STATED EXERCISE -> Print the records below word for word, but leave out the pictures.

Records:
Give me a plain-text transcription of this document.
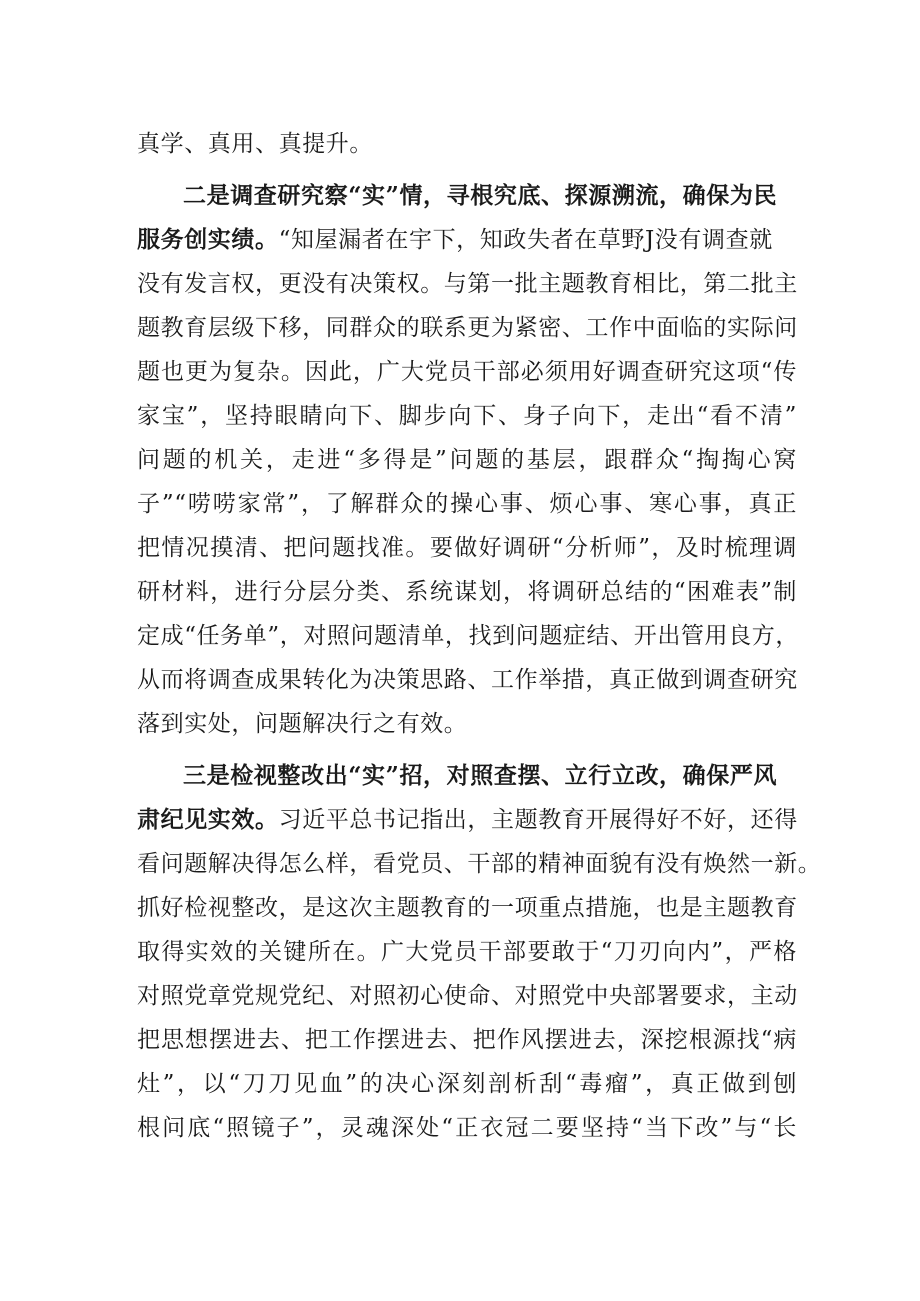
真学、真用、真提升。
二是调查研究察“实”情，寻根究底、探源溯流，确保为民
服务创实绩。“知屋漏者在宇下，知政失者在草野J没有调查就
没有发言权，更没有决策权。与第一批主题教育相比，第二批主
题教育层级下移，同群众的联系更为紧密、工作中面临的实际问
题也更为复杂。因此，广大党员干部必须用好调查研究这项“传
家宝”，坚持眼睛向下、脚步向下、身子向下，走出“看不清”
问题的机关，走进“多得是”问题的基层，跟群众“掏掏心窝
子”“唠唠家常”，了解群众的操心事、烦心事、寒心事，真正
把情况摸清、把问题找准。要做好调研“分析师”，及时梳理调
研材料，进行分层分类、系统谋划，将调研总结的“困难表”制
定成“任务单”，对照问题清单，找到问题症结、开出管用良方，
从而将调查成果转化为决策思路、工作举措，真正做到调查研究
落到实处，问题解决行之有效。
三是检视整改出“实”招，对照查摆、立行立改，确保严风
肃纪见实效。习近平总书记指出，主题教育开展得好不好，还得
看问题解决得怎么样，看党员、干部的精神面貌有没有焕然一新。
抓好检视整改，是这次主题教育的一项重点措施，也是主题教育
取得实效的关键所在。广大党员干部要敢于“刀刃向内”，严格
对照党章党规党纪、对照初心使命、对照党中央部署要求，主动
把思想摆进去、把工作摆进去、把作风摆进去，深挖根源找“病
灶”，以“刀刀见血”的决心深刻剖析刮“毒瘤”，真正做到刨
根问底“照镜子”，灵魂深处“正衣冠二要坚持“当下改”与“长
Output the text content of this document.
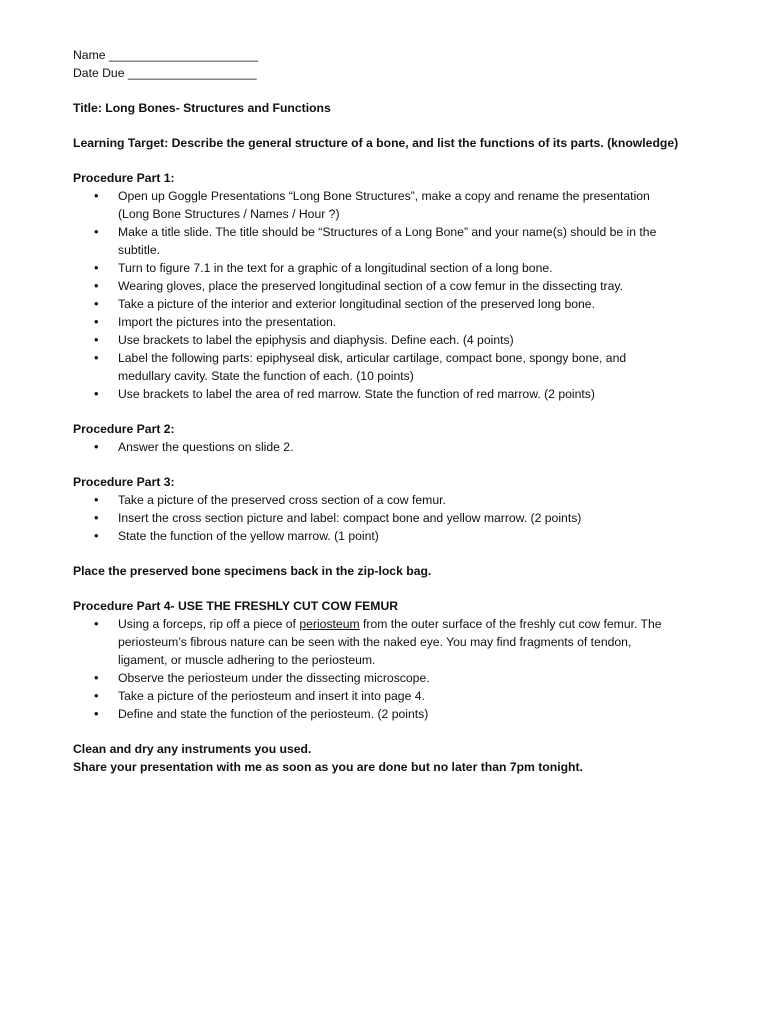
Name ______________________

Date Due ___________________

Title: Long Bones- Structures and Functions

Learning Target: Describe the general structure of a bone, and list the functions of its parts. (knowledge)

Procedure Part 1:

• Open up Goggle Presentations “Long Bone Structures”, make a copy and rename the presentation
(Long Bone Structures / Names / Hour ?)
• Make a title slide. The title should be “Structures of a Long Bone” and your name(s) should be in the
subtitle.
• Turn to figure 7.1 in the text for a graphic of a longitudinal section of a long bone.
• Wearing gloves, place the preserved longitudinal section of a cow femur in the dissecting tray.
• Take a picture of the interior and exterior longitudinal section of the preserved long bone.
• Import the pictures into the presentation.
• Use brackets to label the epiphysis and diaphysis. Define each. (4 points)
• Label the following parts: epiphyseal disk, articular cartilage, compact bone, spongy bone, and
medullary cavity. State the function of each. (10 points)
• Use brackets to label the area of red marrow. State the function of red marrow. (2 points)

Procedure Part 2:

• Answer the questions on slide 2.

Procedure Part 3:

• Take a picture of the preserved cross section of a cow femur.
• Insert the cross section picture and label: compact bone and yellow marrow. (2 points)
• State the function of the yellow marrow. (1 point)

Place the preserved bone specimens back in the zip-lock bag.

Procedure Part 4- USE THE FRESHLY CUT COW FEMUR

• Using a forceps, rip off a piece of periosteum from the outer surface of the freshly cut cow femur. The
periosteum’s fibrous nature can be seen with the naked eye. You may find fragments of tendon,
ligament, or muscle adhering to the periosteum.
• Observe the periosteum under the dissecting microscope.
• Take a picture of the periosteum and insert it into page 4.
• Define and state the function of the periosteum. (2 points)

Clean and dry any instruments you used.

Share your presentation with me as soon as you are done but no later than 7pm tonight.
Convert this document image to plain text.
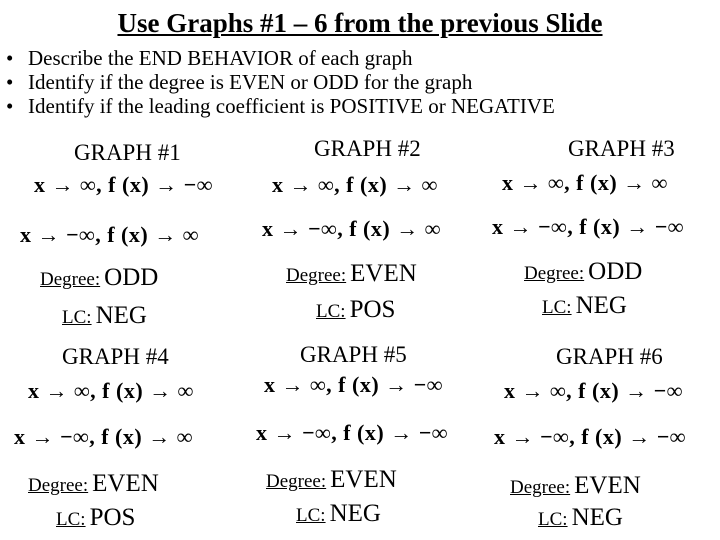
Use Graphs #1 – 6 from the previous Slide
• Describe the END BEHAVIOR of each graph
• Identify if the degree is EVEN or ODD for the graph
• Identify if the leading coefficient is POSITIVE or NEGATIVE
GRAPH #1
x → ∞, f (x) → −∞
x → −∞, f (x) → ∞
Degree: ODD
LC: NEG
GRAPH #2
x → ∞, f (x) → ∞
x → −∞, f (x) → ∞
Degree: EVEN
LC: POS
GRAPH #3
x → ∞, f (x) → ∞
x → −∞, f (x) → −∞
Degree: ODD
LC: NEG
GRAPH #4
x → ∞, f (x) → ∞
x → −∞, f (x) → ∞
Degree: EVEN
LC: POS
GRAPH #5
x → ∞, f (x) → −∞
x → −∞, f (x) → −∞
Degree: EVEN
LC: NEG
GRAPH #6
x → ∞, f (x) → −∞
x → −∞, f (x) → −∞
Degree: EVEN
LC: NEG
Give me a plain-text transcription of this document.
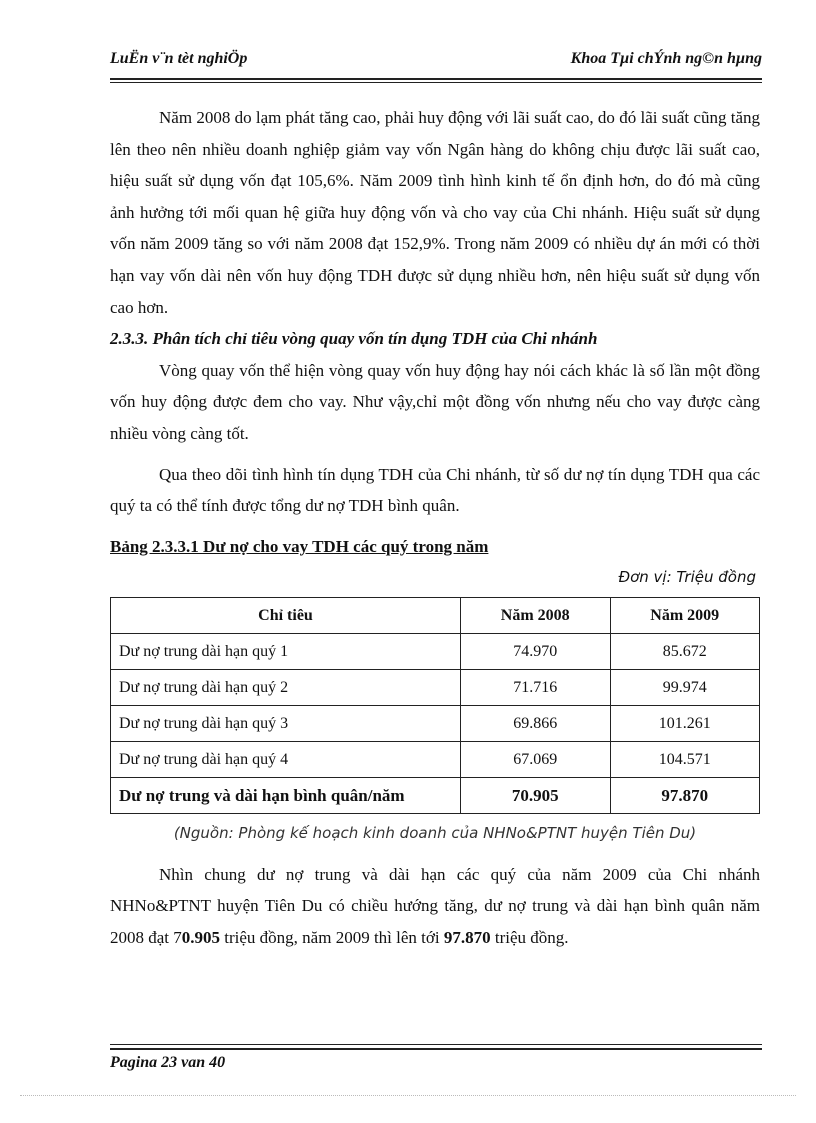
LuËn v¨n tèt nghiÖp	Khoa Tµi chÝnh ng©n hµng

Năm 2008 do lạm phát tăng cao, phải huy động với lãi suất cao, do đó lãi suất cũng tăng lên theo nên nhiều doanh nghiệp giảm vay vốn Ngân hàng do không chịu được lãi suất cao, hiệu suất sử dụng vốn đạt 105,6%. Năm 2009 tình hình kinh tế ổn định hơn, do đó mà cũng ảnh hưởng tới mối quan hệ giữa huy động vốn và cho vay của Chi nhánh. Hiệu suất sử dụng vốn năm 2009 tăng so với năm 2008 đạt 152,9%. Trong năm 2009 có nhiều dự án mới có thời hạn vay vốn dài nên vốn huy động TDH được sử dụng nhiều hơn, nên hiệu suất sử dụng vốn cao hơn.

2.3.3. Phân tích chỉ tiêu vòng quay vốn tín dụng TDH của Chi nhánh

Vòng quay vốn thể hiện vòng quay vốn huy động hay nói cách khác là số lần một đồng vốn huy động được đem cho vay. Như vậy,chỉ một đồng vốn nhưng nếu cho vay được càng nhiều vòng càng tốt.

Qua theo dõi tình hình tín dụng TDH của Chi nhánh, từ số dư nợ tín dụng TDH qua các quý ta có thể tính được tổng dư nợ TDH bình quân.

Bảng 2.3.3.1 Dư nợ cho vay TDH các quý trong năm

Đơn vị: Triệu đồng

Chỉ tiêu	Năm 2008	Năm 2009
Dư nợ trung dài hạn quý 1	74.970	85.672
Dư nợ trung dài hạn quý 2	71.716	99.974
Dư nợ trung dài hạn quý 3	69.866	101.261
Dư nợ trung dài hạn quý 4	67.069	104.571
Dư nợ trung và dài hạn bình quân/năm	70.905	97.870

(Nguồn: Phòng kế hoạch kinh doanh của NHNo&PTNT huyện Tiên Du)

Nhìn chung dư nợ trung và dài hạn các quý của năm 2009 của Chi nhánh NHNo&PTNT huyện Tiên Du có chiều hướng tăng, dư nợ trung và dài hạn bình quân năm 2008 đạt 70.905 triệu đồng, năm 2009 thì lên tới 97.870 triệu đồng.

Pagina 23 van 40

CORRECT OUTPUT ->
Give me a plain-text transcription of this document.
真学、真用、真提升。
二是调查研究察“实”情，寻根究底、探源溯流，确保为民
服务创实绩。“知屋漏者在宇下，知政失者在草野J没有调查就
没有发言权，更没有决策权。与第一批主题教育相比，第二批主
题教育层级下移，同群众的联系更为紧密、工作中面临的实际问
题也更为复杂。因此，广大党员干部必须用好调查研究这项“传
家宝”，坚持眼睛向下、脚步向下、身子向下，走出“看不清”
问题的机关，走进“多得是”问题的基层，跟群众“掏掏心窝
子”“唠唠家常”，了解群众的操心事、烦心事、寒心事，真正
把情况摸清、把问题找准。要做好调研“分析师”，及时梳理调
研材料，进行分层分类、系统谋划，将调研总结的“困难表”制
定成“任务单”，对照问题清单，找到问题症结、开出管用良方，
从而将调查成果转化为决策思路、工作举措，真正做到调查研究
落到实处，问题解决行之有效。
三是检视整改出“实”招，对照查摆、立行立改，确保严风
肃纪见实效。习近平总书记指出，主题教育开展得好不好，还得
看问题解决得怎么样，看党员、干部的精神面貌有没有焕然一新。
抓好检视整改，是这次主题教育的一项重点措施，也是主题教育
取得实效的关键所在。广大党员干部要敢于“刀刃向内”，严格
对照党章党规党纪、对照初心使命、对照党中央部署要求，主动
把思想摆进去、把工作摆进去、把作风摆进去，深挖根源找“病
灶”，以“刀刀见血”的决心深刻剖析刮“毒瘤”，真正做到刨
根问底“照镜子”，灵魂深处“正衣冠二要坚持“当下改”与“长
Output the text content of this document.
Name ______________________

Date Due ___________________

Title: Long Bones- Structures and Functions

Learning Target: Describe the general structure of a bone, and list the functions of its parts. (knowledge)

Procedure Part 1:

• Open up Goggle Presentations “Long Bone Structures”, make a copy and rename the presentation
(Long Bone Structures / Names / Hour ?)
• Make a title slide. The title should be “Structures of a Long Bone” and your name(s) should be in the
subtitle.
• Turn to figure 7.1 in the text for a graphic of a longitudinal section of a long bone.
• Wearing gloves, place the preserved longitudinal section of a cow femur in the dissecting tray.
• Take a picture of the interior and exterior longitudinal section of the preserved long bone.
• Import the pictures into the presentation.
• Use brackets to label the epiphysis and diaphysis. Define each. (4 points)
• Label the following parts: epiphyseal disk, articular cartilage, compact bone, spongy bone, and
medullary cavity. State the function of each. (10 points)
• Use brackets to label the area of red marrow. State the function of red marrow. (2 points)

Procedure Part 2:

• Answer the questions on slide 2.

Procedure Part 3:

• Take a picture of the preserved cross section of a cow femur.
• Insert the cross section picture and label: compact bone and yellow marrow. (2 points)
• State the function of the yellow marrow. (1 point)

Place the preserved bone specimens back in the zip-lock bag.

Procedure Part 4- USE THE FRESHLY CUT COW FEMUR

• Using a forceps, rip off a piece of periosteum from the outer surface of the freshly cut cow femur. The
periosteum’s fibrous nature can be seen with the naked eye. You may find fragments of tendon,
ligament, or muscle adhering to the periosteum.
• Observe the periosteum under the dissecting microscope.
• Take a picture of the periosteum and insert it into page 4.
• Define and state the function of the periosteum. (2 points)

Clean and dry any instruments you used.

Share your presentation with me as soon as you are done but no later than 7pm tonight.
Convert this document image to plain text.
Use Graphs #1 – 6 from the previous Slide
• Describe the END BEHAVIOR of each graph
• Identify if the degree is EVEN or ODD for the graph
• Identify if the leading coefficient is POSITIVE or NEGATIVE
GRAPH #1
x → ∞, f (x) → −∞
x → −∞, f (x) → ∞
Degree: ODD
LC: NEG
GRAPH #2
x → ∞, f (x) → ∞
x → −∞, f (x) → ∞
Degree: EVEN
LC: POS
GRAPH #3
x → ∞, f (x) → ∞
x → −∞, f (x) → −∞
Degree: ODD
LC: NEG
GRAPH #4
x → ∞, f (x) → ∞
x → −∞, f (x) → ∞
Degree: EVEN
LC: POS
GRAPH #5
x → ∞, f (x) → −∞
x → −∞, f (x) → −∞
Degree: EVEN
LC: NEG
GRAPH #6
x → ∞, f (x) → −∞
x → −∞, f (x) → −∞
Degree: EVEN
LC: NEG
Give me a plain-text transcription of this document.
LuËn v¨n tèt nghiÖp	Khoa Tµi chÝnh ng©n hµng

Năm 2008 do lạm phát tăng cao, phải huy động với lãi suất cao, do đó lãi suất cũng tăng lên theo nên nhiều doanh nghiệp giảm vay vốn Ngân hàng do không chịu được lãi suất cao, hiệu suất sử dụng vốn đạt 105,6%. Năm 2009 tình hình kinh tế ổn định hơn, do đó mà cũng ảnh hưởng tới mối quan hệ giữa huy động vốn và cho vay của Chi nhánh. Hiệu suất sử dụng vốn năm 2009 tăng so với năm 2008 đạt 152,9%. Trong năm 2009 có nhiều dự án mới có thời hạn vay vốn dài nên vốn huy động TDH được sử dụng nhiều hơn, nên hiệu suất sử dụng vốn cao hơn.

2.3.3. Phân tích chỉ tiêu vòng quay vốn tín dụng TDH của Chi nhánh

Vòng quay vốn thể hiện vòng quay vốn huy động hay nói cách khác là số lần một đồng vốn huy động được đem cho vay. Như vậy,chỉ một đồng vốn nhưng nếu cho vay được càng nhiều vòng càng tốt.

Qua theo dõi tình hình tín dụng TDH của Chi nhánh, từ số dư nợ tín dụng TDH qua các quý ta có thể tính được tổng dư nợ TDH bình quân.

Bảng 2.3.3.1 Dư nợ cho vay TDH các quý trong năm

Đơn vị: Triệu đồng

Chỉ tiêu	Năm 2008	Năm 2009
Dư nợ trung dài hạn quý 1	74.970	85.672
Dư nợ trung dài hạn quý 2	71.716	99.974
Dư nợ trung dài hạn quý 3	69.866	101.261
Dư nợ trung dài hạn quý 4	67.069	104.571
Dư nợ trung và dài hạn bình quân/năm	70.905	97.870

(Nguồn: Phòng kế hoạch kinh doanh của NHNo&PTNT huyện Tiên Du)

Nhìn chung dư nợ trung và dài hạn các quý của năm 2009 của Chi nhánh NHNo&PTNT huyện Tiên Du có chiều hướng tăng, dư nợ trung và dài hạn bình quân năm 2008 đạt 70.905 triệu đồng, năm 2009 thì lên tới 97.870 triệu đồng.

Pagina 23 van 40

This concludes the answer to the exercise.